What you should do:
Repeat the items below word for word, beginning at the line that contains "Legend: CP110, PET: CP110, PET" and continuing through the last line of the items. Leave the pictures out of your answer.

Records from a data source
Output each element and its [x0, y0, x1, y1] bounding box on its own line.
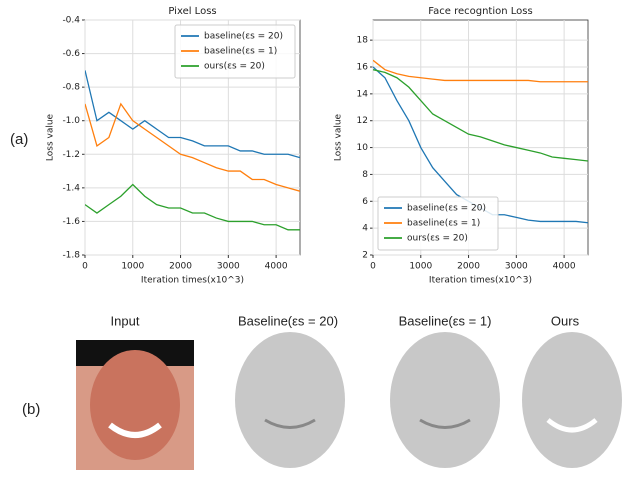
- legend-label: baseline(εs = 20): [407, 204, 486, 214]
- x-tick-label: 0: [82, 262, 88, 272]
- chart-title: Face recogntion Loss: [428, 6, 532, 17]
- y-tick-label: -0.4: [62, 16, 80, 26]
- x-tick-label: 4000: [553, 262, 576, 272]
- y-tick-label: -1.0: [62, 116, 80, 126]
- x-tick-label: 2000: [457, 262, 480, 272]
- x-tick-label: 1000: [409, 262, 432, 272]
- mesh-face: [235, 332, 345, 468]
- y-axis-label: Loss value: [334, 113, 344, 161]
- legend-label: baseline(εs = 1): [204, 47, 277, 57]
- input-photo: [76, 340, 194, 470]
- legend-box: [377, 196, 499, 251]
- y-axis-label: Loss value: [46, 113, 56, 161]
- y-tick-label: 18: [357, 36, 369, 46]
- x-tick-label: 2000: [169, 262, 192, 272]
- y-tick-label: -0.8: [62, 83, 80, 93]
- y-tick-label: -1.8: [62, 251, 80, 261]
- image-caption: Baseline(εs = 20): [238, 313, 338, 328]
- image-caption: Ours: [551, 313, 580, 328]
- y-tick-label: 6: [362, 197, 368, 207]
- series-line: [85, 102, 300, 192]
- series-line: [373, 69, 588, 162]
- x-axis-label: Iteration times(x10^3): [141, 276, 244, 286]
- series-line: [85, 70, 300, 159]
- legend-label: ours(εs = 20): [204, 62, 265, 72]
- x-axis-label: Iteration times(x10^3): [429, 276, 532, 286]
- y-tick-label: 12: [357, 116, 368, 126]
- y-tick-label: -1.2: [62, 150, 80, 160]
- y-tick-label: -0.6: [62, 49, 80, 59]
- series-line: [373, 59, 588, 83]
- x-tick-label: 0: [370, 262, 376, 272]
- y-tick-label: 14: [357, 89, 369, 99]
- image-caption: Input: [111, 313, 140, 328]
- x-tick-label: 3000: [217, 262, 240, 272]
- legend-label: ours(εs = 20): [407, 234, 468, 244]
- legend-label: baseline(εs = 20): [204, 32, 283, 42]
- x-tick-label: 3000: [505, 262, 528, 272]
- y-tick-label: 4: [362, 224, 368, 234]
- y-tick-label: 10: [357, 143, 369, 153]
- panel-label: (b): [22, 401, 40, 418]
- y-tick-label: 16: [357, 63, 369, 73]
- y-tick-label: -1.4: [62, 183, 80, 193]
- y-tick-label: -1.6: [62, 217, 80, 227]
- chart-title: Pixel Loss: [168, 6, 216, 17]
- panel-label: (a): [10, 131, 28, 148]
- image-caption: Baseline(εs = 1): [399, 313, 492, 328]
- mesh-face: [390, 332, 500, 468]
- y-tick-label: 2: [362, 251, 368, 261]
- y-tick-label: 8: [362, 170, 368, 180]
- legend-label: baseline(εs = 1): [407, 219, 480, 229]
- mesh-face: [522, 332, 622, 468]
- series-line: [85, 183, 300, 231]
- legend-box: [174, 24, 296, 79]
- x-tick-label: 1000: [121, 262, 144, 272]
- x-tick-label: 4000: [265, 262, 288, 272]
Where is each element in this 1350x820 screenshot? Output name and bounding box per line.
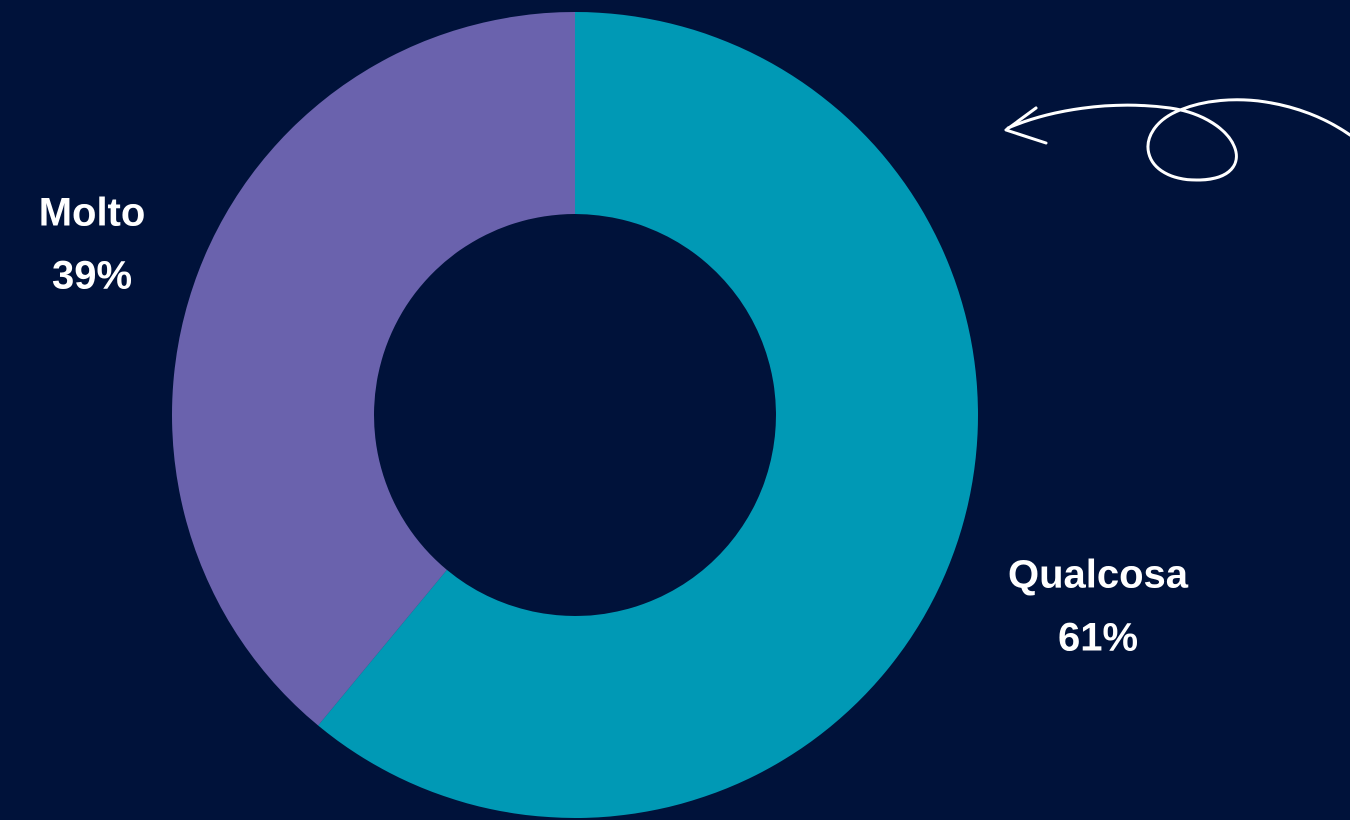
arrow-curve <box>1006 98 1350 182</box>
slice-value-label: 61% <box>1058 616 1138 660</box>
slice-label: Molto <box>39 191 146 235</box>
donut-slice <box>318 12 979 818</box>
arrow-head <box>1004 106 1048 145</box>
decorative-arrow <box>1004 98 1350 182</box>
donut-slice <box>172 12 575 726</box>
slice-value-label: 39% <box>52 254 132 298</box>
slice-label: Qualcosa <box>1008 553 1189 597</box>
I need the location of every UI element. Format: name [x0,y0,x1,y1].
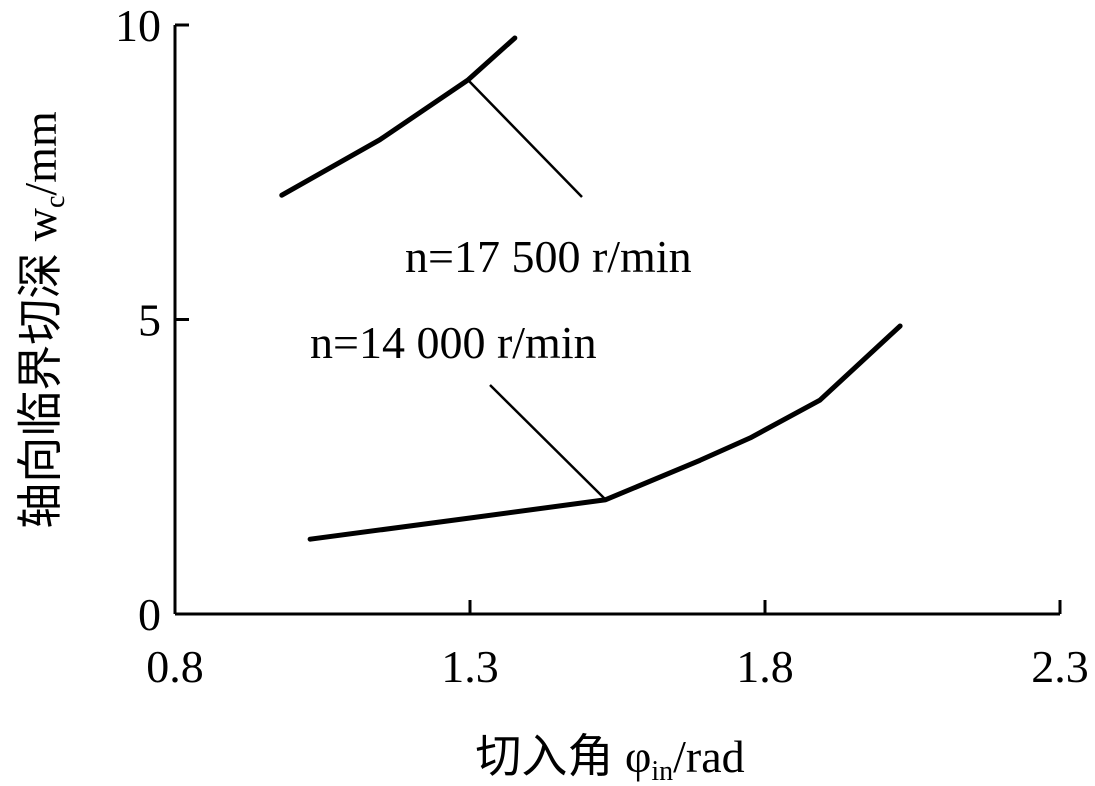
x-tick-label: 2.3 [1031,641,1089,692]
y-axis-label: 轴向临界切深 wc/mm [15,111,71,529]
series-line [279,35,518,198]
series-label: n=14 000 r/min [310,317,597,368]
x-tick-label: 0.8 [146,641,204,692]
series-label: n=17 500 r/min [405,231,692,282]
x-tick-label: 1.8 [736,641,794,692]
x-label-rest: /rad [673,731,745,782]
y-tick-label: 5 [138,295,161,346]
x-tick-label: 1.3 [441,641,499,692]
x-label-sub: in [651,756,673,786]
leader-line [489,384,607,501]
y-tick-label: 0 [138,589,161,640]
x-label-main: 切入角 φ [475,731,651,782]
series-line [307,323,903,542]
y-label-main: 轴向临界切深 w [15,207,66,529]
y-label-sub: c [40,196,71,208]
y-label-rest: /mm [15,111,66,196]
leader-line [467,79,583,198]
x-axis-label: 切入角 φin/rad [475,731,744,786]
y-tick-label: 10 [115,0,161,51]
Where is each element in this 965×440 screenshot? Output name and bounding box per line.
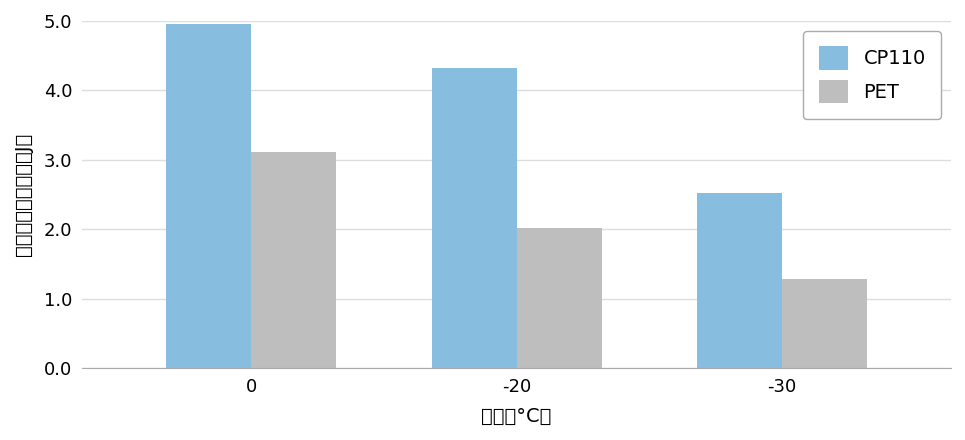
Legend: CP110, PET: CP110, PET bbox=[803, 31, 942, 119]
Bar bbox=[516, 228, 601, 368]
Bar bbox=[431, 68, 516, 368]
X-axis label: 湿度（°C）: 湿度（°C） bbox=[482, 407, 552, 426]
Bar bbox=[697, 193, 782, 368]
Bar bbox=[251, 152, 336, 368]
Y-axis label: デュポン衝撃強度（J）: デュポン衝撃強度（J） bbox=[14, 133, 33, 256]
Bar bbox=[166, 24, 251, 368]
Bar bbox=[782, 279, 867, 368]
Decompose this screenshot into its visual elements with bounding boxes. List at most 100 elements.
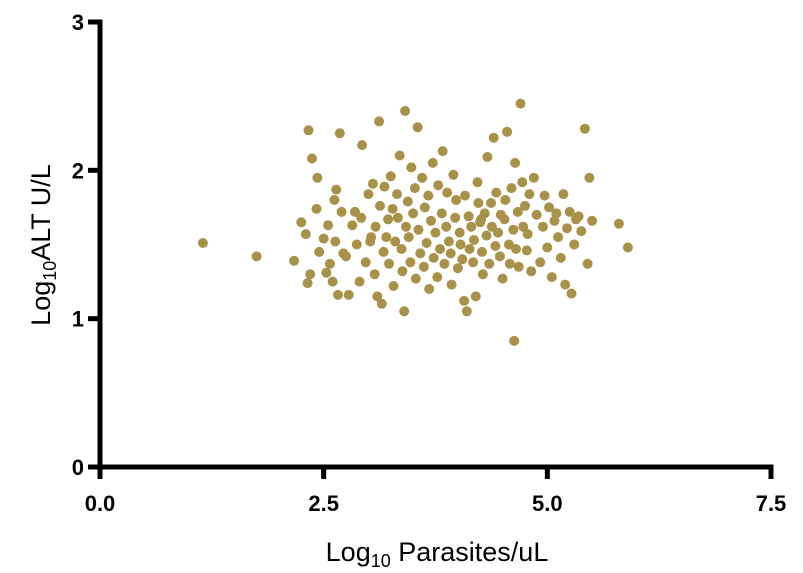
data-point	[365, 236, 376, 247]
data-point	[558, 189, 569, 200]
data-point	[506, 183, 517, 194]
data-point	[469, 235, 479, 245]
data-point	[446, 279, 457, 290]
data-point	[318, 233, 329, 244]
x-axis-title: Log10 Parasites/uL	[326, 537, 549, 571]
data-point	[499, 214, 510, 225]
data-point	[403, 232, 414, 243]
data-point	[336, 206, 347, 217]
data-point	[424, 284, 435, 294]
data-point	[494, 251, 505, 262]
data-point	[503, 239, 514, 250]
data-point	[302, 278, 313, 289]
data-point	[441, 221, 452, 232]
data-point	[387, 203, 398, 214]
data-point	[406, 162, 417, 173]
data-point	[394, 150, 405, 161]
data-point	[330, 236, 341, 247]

Response below:
Legend: CP110, PET: CP110, PET bbox=[803, 31, 942, 119]
Bar bbox=[516, 228, 601, 368]
Bar bbox=[431, 68, 516, 368]
X-axis label: 湿度（°C）: 湿度（°C） bbox=[482, 407, 552, 426]
Bar bbox=[697, 193, 782, 368]
Bar bbox=[251, 152, 336, 368]
Y-axis label: デュポン衝撃強度（J）: デュポン衝撃強度（J） bbox=[14, 133, 33, 256]
Bar bbox=[166, 24, 251, 368]
Bar bbox=[782, 279, 867, 368]
Decompose this screenshot into its visual elements with bounding boxes. List at most 100 elements.
data-point	[365, 236, 376, 247]
data-point	[558, 189, 569, 200]
data-point	[506, 183, 517, 194]
data-point	[469, 235, 479, 245]
data-point	[446, 279, 457, 290]
data-point	[318, 233, 329, 244]
x-axis-title: Log10 Parasites/uL	[326, 537, 549, 571]
data-point	[499, 214, 510, 225]
data-point	[403, 232, 414, 243]
data-point	[336, 206, 347, 217]
data-point	[424, 284, 435, 294]
data-point	[494, 251, 505, 262]
data-point	[503, 239, 514, 250]
data-point	[302, 278, 313, 289]
data-point	[441, 221, 452, 232]
data-point	[387, 203, 398, 214]
data-point	[406, 162, 417, 173]
data-point	[394, 150, 405, 161]
data-point	[330, 236, 341, 247]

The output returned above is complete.